--- RECORD SET ---
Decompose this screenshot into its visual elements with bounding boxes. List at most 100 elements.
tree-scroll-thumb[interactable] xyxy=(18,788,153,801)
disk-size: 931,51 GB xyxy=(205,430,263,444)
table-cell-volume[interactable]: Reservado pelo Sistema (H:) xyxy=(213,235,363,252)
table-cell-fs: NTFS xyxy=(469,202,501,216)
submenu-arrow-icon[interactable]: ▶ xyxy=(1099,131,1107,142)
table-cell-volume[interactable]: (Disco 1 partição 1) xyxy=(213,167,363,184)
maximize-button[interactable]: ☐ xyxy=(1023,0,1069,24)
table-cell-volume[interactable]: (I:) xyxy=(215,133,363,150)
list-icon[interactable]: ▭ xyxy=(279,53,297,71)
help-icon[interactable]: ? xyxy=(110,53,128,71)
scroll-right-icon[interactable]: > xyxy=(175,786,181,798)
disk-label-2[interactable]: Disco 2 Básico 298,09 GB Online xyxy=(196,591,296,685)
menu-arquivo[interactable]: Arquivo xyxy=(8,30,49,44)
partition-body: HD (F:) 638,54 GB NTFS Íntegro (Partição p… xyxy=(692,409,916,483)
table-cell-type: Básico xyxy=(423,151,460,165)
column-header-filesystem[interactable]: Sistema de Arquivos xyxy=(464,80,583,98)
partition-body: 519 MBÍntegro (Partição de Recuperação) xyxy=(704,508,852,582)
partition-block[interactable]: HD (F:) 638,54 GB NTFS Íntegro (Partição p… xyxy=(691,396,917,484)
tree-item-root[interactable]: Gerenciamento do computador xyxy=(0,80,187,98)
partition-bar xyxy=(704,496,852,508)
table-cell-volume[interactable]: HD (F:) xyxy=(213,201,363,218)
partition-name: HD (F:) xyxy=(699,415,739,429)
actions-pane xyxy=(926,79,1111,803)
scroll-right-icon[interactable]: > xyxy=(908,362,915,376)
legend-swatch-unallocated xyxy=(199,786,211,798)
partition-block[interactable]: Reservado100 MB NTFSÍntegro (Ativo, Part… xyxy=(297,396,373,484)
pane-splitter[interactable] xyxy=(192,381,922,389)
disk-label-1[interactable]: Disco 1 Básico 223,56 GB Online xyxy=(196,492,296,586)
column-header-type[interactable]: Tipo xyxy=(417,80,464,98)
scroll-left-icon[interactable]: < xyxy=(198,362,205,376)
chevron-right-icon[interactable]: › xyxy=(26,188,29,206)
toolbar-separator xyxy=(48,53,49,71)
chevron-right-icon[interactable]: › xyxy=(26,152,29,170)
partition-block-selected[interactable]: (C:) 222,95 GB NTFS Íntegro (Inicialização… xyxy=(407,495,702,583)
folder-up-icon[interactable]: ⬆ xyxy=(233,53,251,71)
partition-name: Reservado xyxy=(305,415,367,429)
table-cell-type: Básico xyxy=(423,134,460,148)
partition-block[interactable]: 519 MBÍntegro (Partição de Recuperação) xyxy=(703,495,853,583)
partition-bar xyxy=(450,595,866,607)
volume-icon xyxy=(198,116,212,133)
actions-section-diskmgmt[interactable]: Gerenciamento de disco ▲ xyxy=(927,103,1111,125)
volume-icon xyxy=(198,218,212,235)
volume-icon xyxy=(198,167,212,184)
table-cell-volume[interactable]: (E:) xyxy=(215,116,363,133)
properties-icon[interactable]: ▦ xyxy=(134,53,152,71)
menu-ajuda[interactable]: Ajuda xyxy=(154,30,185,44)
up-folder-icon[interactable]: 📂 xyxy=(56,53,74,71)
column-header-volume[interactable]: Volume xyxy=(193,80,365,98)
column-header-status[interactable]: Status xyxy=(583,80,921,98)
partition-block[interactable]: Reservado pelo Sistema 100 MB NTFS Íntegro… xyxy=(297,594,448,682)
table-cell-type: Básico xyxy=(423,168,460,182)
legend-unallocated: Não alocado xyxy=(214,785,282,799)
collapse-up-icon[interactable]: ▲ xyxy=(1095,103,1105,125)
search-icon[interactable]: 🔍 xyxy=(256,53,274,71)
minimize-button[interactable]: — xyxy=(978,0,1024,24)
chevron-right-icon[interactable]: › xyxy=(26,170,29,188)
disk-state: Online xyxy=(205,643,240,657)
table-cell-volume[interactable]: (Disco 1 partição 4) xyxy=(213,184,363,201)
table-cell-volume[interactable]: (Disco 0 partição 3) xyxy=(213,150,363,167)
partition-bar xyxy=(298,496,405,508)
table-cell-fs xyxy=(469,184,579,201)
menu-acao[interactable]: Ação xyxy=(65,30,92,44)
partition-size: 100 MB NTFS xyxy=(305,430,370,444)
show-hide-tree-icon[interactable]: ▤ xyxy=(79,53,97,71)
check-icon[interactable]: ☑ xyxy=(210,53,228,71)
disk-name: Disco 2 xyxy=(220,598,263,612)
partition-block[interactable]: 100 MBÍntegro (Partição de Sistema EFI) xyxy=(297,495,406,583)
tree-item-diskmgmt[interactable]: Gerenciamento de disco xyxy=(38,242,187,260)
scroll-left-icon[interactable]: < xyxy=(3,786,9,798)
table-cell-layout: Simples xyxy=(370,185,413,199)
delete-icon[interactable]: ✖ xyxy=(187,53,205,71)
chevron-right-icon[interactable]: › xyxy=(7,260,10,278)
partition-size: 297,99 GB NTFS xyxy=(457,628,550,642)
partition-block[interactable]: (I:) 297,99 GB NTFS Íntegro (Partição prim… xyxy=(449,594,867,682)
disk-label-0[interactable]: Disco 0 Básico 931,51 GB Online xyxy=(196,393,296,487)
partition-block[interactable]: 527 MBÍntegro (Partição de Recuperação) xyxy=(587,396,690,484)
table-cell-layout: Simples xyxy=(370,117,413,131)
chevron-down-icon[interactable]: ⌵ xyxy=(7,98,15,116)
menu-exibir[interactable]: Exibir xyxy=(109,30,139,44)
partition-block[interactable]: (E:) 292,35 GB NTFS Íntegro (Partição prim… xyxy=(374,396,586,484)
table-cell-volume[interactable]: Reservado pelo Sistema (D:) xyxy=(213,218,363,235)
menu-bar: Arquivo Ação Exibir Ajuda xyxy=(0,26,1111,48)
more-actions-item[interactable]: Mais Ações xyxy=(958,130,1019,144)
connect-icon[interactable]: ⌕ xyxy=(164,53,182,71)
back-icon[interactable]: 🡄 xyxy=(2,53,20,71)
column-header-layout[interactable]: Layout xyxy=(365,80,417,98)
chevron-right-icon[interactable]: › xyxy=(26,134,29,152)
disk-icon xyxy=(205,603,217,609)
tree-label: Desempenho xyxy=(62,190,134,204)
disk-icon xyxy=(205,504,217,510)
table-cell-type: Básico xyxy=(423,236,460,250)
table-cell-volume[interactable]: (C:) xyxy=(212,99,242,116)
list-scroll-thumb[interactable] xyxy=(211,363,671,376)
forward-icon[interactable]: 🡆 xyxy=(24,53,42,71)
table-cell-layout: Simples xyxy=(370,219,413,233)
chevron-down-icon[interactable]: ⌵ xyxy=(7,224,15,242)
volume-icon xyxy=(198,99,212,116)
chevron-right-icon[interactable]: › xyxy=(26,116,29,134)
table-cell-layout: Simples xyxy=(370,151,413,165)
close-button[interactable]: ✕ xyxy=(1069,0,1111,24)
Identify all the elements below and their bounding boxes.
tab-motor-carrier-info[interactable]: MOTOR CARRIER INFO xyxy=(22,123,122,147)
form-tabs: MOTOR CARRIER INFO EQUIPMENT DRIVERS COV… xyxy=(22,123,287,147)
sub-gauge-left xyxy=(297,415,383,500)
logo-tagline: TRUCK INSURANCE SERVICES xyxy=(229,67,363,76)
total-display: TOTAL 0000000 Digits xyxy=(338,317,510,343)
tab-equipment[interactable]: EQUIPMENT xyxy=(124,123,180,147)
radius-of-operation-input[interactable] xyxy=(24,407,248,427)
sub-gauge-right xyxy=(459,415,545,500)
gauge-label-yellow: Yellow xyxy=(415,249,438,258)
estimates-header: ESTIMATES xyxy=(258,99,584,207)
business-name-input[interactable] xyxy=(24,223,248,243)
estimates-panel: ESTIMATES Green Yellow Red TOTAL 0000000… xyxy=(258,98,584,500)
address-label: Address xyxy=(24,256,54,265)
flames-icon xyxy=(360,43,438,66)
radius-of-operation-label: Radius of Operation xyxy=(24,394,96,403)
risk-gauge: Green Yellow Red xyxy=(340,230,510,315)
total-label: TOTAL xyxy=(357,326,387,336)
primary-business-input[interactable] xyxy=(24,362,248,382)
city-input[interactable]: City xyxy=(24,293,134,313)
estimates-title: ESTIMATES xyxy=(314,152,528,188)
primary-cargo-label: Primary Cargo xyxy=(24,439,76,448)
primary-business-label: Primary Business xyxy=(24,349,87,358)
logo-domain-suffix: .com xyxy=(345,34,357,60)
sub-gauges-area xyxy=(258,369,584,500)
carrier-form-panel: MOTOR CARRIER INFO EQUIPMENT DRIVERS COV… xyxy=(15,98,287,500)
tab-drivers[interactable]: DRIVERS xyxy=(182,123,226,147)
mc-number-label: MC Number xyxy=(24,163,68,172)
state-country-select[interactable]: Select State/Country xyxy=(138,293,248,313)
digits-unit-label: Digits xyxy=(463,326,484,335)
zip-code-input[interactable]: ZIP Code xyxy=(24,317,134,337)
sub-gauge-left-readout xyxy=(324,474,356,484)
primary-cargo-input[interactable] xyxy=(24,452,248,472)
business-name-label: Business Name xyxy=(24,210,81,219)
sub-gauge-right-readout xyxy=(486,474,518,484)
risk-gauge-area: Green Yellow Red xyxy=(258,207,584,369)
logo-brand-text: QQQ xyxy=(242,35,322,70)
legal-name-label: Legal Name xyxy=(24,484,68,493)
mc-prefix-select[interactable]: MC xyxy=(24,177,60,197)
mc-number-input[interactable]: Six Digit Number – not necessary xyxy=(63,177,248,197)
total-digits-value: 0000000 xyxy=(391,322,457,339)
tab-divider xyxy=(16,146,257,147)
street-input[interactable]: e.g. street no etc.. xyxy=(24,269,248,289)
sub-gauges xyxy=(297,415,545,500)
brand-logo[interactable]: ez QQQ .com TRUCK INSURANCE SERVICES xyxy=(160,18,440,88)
---
*SET TASK*. Reproduce verbatim every line from the start of the entries through the line containing "column-header-filesystem[interactable]: Sistema de".

*OUTPUT FOR THIS EXERCISE*.
Decompose this screenshot into its visual elements with bounding boxes. List at most 100 elements.
tree-scroll-thumb[interactable] xyxy=(18,788,153,801)
disk-size: 931,51 GB xyxy=(205,430,263,444)
table-cell-volume[interactable]: Reservado pelo Sistema (H:) xyxy=(213,235,363,252)
table-cell-fs: NTFS xyxy=(469,202,501,216)
submenu-arrow-icon[interactable]: ▶ xyxy=(1099,131,1107,142)
table-cell-volume[interactable]: (Disco 1 partição 1) xyxy=(213,167,363,184)
maximize-button[interactable]: ☐ xyxy=(1023,0,1069,24)
table-cell-volume[interactable]: (I:) xyxy=(215,133,363,150)
list-icon[interactable]: ▭ xyxy=(279,53,297,71)
help-icon[interactable]: ? xyxy=(110,53,128,71)
scroll-right-icon[interactable]: > xyxy=(175,786,181,798)
disk-label-2[interactable]: Disco 2 Básico 298,09 GB Online xyxy=(196,591,296,685)
menu-arquivo[interactable]: Arquivo xyxy=(8,30,49,44)
partition-body: HD (F:) 638,54 GB NTFS Íntegro (Partição p… xyxy=(692,409,916,483)
table-cell-type: Básico xyxy=(423,151,460,165)
column-header-filesystem[interactable]: Sistema de Arquivos xyxy=(464,80,583,98)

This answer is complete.